Supplied information -
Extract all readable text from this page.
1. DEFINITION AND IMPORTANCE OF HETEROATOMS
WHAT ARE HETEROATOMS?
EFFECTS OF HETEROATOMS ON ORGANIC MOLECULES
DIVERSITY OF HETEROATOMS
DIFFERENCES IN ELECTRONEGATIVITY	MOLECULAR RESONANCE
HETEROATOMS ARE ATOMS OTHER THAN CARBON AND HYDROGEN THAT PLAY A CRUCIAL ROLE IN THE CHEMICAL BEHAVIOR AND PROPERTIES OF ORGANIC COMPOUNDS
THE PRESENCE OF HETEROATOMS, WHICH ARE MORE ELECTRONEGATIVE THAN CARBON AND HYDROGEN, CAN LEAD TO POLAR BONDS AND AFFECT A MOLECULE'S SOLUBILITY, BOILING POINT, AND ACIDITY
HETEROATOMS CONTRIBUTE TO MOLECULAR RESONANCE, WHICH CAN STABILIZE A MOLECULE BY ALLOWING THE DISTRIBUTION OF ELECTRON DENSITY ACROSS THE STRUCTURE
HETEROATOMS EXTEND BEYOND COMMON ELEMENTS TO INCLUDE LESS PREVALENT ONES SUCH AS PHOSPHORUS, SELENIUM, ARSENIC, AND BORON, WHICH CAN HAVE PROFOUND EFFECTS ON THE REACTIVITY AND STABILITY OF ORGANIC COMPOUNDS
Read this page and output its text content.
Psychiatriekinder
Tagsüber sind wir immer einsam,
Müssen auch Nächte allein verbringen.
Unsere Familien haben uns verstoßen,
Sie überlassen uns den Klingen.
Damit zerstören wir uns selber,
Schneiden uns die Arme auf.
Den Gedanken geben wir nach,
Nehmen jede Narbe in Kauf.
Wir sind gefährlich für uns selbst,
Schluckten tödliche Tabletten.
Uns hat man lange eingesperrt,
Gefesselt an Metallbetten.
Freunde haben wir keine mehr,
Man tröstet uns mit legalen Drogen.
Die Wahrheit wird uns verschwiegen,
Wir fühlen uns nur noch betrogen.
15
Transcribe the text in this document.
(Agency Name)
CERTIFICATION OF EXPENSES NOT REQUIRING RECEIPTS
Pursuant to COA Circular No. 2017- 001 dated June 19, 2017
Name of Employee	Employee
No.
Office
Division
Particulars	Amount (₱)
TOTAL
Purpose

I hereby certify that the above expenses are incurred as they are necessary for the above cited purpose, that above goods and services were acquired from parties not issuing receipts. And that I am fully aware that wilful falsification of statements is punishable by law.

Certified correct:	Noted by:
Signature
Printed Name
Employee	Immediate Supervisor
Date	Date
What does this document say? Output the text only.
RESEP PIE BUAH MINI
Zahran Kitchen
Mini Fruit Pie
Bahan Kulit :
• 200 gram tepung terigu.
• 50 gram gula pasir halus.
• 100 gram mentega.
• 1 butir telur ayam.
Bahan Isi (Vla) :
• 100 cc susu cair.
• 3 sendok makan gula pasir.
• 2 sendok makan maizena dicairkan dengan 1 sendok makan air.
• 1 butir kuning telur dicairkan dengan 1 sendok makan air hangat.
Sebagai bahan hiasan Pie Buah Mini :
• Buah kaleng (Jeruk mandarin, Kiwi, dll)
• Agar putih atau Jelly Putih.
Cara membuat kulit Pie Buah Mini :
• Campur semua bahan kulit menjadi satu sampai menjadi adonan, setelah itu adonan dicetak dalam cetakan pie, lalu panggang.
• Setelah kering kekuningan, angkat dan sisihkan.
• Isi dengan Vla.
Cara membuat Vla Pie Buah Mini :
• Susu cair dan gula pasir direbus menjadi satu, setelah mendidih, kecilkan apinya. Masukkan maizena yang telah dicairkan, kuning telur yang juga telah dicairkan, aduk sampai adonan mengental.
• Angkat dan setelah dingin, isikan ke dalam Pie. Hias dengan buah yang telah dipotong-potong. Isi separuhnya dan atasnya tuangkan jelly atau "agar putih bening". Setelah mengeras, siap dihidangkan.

Objective -
Extract from the material all lines containing the string "satu".

Solution to the problem -
• Campur semua bahan kulit menjadi satu sampai menjadi adonan, setelah itu adonan dicetak dalam cetakan pie, lalu panggang.
• Susu cair dan gula pasir direbus menjadi satu, setelah mendidih, kecilkan apinya. Masukkan maizena yang telah dicairkan, kuning telur yang juga telah dicairkan, aduk sampai adonan mengental.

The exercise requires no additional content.